- **Selection**
Does it come as a shock, then, that visual storytelling dominates the digital world, as well? By 2010, Flickr’s library featured more than 6 billion photos – that’s more than 450-times the total catalogued by the Library of Congress since its inception. Just think how many hundreds of millions per day have been uploaded to Facebook, Instagram and other social networks since then!

“We’ve now entered a phase in which visual communication is supplanting the written word — what some are calling the dawn of the ‘imagesphere,’” said Bob Lisbonne, Luminate CEO and former senior vice-president of Netscape.

But what is visual storytelling? Is it more than a series of images?

“Visual Storytelling is a marketing strategy that communicates powerful ideas through a compelling story arc, with your customer at the heart of the story, and delivered through interactive and immersive visual media – in order to create profitable customer engagements,” explained the Visual Storytelling Institute’s Shlomi Ron.

So, visual storytelling can be comprised of a variety of media: video, visual presentations, slideshows, infographics and even still images. All are effective since, according to a 2008 study, the average person remembers about 10 percent of what they read when tested 72 hours later, but 65 percent if images are included. Likewise, content featuring relevant graphics gets 94 percent more views than content without, and tweeted images are retweeted 150 percent more than text only.

- **Work to be completed**
Answer from the text on visual storytelling:
1. How many photos did Flickr's library hold by 2010?
2. What two roles does the text give for Bob Lisbonne?
3. According to the 2008 study, what share of material does the average person remember after 72 hours when images are included?

- **Material provided**
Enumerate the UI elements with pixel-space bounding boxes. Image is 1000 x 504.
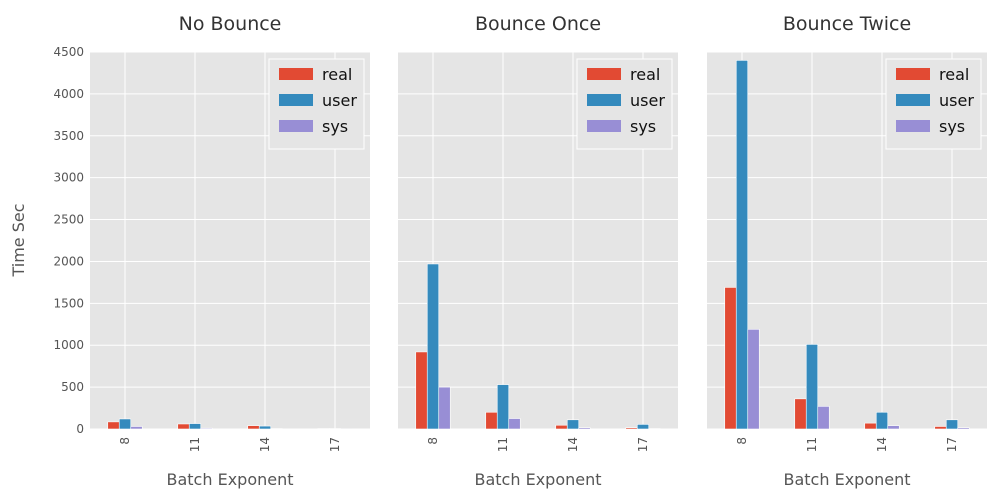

- **Exercise response**
1. More than 6 billion photos.
2. Luminate CEO and former senior vice-president of Netscape.
3. 65 percent.